Return each line that holds the word "Naturalization".

[Entries start]

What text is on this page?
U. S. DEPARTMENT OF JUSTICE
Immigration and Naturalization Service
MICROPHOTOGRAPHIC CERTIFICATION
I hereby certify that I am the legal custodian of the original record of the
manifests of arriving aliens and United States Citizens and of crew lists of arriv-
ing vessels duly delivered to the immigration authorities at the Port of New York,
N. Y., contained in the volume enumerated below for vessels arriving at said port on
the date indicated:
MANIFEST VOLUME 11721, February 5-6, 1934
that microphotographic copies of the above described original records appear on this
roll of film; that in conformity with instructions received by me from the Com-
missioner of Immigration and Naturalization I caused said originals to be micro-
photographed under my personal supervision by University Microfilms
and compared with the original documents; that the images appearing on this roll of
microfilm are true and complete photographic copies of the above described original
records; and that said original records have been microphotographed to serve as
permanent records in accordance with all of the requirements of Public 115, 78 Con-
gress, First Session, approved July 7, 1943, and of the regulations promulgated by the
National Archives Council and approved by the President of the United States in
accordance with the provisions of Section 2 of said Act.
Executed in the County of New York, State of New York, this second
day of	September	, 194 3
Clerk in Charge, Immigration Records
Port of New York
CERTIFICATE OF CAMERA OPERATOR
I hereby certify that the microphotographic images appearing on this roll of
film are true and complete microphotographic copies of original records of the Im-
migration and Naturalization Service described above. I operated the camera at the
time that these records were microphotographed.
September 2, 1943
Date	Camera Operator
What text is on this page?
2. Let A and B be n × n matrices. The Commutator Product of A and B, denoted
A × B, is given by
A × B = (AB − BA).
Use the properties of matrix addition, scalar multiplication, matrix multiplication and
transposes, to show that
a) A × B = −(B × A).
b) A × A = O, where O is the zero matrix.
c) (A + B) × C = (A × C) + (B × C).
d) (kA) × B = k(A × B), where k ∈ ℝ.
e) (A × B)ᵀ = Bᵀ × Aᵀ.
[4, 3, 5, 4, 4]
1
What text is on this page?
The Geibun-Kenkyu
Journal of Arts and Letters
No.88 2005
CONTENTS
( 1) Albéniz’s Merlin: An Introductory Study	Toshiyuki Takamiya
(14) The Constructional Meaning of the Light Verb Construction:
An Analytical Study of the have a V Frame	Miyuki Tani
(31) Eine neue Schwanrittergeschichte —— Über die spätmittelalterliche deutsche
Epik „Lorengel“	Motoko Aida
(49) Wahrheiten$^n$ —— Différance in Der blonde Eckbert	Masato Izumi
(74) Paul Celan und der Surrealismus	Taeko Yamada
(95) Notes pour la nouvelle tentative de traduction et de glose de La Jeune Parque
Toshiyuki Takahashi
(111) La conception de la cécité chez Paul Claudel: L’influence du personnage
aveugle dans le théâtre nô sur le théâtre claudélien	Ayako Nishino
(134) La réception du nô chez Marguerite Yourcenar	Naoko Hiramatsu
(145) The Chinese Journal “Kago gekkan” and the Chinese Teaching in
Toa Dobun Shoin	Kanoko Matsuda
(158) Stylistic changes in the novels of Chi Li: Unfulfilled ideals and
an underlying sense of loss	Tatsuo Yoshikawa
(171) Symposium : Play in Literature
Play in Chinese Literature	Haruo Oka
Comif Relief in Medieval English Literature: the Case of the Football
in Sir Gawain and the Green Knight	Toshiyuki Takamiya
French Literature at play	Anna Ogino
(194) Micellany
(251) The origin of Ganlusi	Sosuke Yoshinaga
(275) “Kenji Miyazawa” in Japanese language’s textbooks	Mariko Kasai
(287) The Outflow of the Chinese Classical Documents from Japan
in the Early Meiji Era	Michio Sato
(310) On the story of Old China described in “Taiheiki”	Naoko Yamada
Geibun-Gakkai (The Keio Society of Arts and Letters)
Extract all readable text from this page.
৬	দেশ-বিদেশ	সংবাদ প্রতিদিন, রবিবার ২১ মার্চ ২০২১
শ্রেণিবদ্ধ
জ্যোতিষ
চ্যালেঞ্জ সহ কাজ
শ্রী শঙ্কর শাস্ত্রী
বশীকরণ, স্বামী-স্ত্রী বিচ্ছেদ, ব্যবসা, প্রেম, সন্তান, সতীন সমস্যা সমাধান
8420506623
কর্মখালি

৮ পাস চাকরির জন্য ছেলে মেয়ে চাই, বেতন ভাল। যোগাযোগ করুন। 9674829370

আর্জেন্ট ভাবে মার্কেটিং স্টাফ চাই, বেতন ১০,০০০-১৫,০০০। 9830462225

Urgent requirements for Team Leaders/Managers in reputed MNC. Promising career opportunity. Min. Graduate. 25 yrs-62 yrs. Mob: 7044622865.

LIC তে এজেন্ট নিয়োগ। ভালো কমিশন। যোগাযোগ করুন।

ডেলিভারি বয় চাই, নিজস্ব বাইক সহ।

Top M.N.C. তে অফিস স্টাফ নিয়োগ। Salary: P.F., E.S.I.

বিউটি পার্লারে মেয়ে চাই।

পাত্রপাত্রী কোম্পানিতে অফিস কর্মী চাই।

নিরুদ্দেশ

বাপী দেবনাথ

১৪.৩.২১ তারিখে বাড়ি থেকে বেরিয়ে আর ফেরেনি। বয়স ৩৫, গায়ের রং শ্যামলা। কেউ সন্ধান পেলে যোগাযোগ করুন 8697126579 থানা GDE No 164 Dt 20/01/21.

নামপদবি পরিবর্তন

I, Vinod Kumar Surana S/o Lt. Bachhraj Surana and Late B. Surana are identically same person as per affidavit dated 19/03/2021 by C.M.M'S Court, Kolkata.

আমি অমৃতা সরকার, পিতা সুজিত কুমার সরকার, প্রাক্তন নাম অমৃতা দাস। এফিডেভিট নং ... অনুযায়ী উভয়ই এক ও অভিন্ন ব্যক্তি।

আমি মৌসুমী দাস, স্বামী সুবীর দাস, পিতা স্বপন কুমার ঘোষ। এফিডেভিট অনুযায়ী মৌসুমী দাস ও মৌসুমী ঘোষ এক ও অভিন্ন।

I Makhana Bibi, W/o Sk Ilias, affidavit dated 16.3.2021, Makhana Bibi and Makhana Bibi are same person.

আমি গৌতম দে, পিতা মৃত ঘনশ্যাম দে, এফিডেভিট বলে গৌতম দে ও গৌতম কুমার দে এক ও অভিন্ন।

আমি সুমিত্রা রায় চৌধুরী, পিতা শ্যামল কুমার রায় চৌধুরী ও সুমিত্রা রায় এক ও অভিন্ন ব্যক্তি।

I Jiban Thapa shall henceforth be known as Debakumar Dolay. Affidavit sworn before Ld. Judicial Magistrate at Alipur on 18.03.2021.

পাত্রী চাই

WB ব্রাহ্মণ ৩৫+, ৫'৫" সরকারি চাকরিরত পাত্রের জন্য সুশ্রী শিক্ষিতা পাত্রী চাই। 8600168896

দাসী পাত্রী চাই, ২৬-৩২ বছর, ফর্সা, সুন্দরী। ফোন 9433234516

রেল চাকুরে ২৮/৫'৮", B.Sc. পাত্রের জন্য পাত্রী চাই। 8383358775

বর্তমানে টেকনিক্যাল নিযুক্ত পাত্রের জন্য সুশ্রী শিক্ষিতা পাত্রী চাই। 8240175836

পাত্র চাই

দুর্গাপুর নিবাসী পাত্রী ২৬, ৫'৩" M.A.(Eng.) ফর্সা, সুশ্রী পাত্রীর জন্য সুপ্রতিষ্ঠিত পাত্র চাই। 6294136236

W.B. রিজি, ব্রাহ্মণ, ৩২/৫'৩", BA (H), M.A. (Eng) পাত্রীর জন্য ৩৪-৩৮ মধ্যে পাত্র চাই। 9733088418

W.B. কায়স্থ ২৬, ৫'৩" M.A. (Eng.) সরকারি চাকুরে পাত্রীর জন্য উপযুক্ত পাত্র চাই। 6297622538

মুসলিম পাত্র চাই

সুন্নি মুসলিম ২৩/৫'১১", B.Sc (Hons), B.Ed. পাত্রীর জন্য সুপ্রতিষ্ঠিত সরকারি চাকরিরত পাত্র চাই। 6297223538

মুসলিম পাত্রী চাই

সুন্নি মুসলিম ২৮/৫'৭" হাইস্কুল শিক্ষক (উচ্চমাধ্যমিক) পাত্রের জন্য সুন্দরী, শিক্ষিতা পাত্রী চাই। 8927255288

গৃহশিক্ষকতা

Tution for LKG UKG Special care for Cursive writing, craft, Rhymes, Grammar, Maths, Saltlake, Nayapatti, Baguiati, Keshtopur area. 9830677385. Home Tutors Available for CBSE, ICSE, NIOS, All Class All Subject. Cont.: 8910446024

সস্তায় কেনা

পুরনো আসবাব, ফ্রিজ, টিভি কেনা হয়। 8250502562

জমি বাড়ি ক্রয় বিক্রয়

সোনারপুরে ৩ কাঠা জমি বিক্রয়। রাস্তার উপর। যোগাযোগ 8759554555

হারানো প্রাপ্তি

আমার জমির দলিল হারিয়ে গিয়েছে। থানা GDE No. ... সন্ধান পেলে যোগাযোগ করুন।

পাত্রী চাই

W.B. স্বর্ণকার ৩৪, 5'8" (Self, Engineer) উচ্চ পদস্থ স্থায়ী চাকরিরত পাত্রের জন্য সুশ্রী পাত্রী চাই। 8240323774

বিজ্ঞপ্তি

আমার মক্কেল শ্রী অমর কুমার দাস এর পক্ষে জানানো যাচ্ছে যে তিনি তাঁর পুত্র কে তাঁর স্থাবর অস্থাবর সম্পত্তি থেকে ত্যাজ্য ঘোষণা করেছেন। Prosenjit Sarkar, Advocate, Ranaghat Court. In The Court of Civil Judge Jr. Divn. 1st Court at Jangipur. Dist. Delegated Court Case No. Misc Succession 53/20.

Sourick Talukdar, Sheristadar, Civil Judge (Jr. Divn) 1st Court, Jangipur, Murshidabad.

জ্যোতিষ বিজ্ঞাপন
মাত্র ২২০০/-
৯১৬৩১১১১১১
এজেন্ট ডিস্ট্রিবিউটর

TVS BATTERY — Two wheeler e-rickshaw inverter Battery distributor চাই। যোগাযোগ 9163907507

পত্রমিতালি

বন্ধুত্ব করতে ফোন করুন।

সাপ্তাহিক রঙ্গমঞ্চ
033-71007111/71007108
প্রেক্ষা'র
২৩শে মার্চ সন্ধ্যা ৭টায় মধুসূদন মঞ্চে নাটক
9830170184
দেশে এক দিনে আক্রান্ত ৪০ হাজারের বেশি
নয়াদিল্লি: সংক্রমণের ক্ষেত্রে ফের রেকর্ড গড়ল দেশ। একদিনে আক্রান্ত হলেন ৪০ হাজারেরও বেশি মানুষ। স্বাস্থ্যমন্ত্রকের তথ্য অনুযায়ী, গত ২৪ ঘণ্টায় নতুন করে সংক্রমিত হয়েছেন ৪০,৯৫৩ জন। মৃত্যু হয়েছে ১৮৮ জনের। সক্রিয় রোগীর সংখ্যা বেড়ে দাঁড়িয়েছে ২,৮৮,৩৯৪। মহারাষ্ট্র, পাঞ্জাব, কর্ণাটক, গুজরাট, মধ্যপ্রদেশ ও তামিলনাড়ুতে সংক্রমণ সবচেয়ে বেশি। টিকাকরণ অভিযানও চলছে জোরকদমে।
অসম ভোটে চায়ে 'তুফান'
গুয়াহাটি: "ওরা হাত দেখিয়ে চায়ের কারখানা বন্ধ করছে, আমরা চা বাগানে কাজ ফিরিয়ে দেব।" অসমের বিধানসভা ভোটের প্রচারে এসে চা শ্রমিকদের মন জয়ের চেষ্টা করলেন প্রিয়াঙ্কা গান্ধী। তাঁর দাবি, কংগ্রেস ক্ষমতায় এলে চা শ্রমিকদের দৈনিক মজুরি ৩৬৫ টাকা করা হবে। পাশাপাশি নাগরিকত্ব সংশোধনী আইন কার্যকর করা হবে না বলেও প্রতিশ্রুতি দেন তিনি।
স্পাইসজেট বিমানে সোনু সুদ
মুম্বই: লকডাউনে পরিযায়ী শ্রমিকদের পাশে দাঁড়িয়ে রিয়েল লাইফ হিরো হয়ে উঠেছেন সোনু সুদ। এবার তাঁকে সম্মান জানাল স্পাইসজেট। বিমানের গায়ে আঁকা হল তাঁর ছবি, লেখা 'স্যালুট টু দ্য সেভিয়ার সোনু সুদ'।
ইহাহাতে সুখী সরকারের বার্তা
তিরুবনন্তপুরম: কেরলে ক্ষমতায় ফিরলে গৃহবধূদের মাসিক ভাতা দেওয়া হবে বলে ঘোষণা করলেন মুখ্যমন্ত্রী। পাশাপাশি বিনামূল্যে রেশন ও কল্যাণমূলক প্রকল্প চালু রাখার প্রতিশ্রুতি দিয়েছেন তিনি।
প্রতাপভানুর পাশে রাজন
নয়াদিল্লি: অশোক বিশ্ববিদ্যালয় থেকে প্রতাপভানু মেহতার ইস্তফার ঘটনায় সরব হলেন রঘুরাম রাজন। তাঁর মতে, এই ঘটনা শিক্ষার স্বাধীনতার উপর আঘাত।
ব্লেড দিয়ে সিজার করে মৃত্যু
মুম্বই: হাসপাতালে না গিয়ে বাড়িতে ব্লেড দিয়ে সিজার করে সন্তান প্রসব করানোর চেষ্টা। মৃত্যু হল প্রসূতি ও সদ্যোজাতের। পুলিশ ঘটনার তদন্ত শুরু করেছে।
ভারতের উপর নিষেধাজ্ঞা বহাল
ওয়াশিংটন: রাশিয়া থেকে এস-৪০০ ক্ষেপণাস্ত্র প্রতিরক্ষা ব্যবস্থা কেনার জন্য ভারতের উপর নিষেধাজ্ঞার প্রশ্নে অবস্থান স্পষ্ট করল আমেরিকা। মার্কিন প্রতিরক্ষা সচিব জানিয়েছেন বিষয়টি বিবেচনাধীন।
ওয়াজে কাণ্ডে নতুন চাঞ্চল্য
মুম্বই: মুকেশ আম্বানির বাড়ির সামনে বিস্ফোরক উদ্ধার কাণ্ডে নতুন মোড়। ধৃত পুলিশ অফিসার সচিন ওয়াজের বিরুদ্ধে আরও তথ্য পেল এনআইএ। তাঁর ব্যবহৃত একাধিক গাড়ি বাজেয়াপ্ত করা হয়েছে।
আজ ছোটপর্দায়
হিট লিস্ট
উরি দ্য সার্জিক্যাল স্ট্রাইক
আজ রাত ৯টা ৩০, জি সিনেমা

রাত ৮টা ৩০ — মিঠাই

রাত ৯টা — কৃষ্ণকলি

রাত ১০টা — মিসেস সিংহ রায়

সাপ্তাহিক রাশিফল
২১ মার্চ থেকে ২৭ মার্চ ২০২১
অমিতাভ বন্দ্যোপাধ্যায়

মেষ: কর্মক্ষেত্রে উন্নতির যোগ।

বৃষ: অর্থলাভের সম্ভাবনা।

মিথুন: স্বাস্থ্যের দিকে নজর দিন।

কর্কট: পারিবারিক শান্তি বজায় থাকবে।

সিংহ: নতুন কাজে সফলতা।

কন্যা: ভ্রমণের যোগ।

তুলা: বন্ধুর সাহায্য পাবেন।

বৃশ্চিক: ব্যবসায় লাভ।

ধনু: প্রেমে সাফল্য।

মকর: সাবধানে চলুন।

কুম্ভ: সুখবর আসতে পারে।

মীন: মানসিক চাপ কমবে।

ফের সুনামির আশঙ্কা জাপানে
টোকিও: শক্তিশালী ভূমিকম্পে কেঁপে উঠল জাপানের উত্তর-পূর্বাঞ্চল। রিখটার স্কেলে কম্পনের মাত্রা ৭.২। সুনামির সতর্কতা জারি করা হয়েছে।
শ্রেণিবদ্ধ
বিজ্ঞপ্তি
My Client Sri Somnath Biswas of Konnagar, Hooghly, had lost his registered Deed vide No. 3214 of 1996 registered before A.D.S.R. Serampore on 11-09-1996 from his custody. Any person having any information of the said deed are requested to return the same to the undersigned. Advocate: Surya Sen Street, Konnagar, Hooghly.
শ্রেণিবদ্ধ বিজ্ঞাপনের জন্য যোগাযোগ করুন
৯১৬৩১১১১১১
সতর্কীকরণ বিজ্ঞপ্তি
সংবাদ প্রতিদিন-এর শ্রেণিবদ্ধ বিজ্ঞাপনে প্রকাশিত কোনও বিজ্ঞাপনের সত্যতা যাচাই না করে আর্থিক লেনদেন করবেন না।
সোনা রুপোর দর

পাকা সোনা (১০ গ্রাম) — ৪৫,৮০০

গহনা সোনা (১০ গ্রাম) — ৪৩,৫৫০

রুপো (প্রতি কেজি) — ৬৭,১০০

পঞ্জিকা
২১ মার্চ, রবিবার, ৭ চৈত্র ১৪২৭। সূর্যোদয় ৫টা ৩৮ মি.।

[Entries end]

• [Output of the task]
Immigration and Naturalization Service
missioner of Immigration and Naturalization I caused said originals to be micro-
migration and Naturalization Service described above. I operated the camera at the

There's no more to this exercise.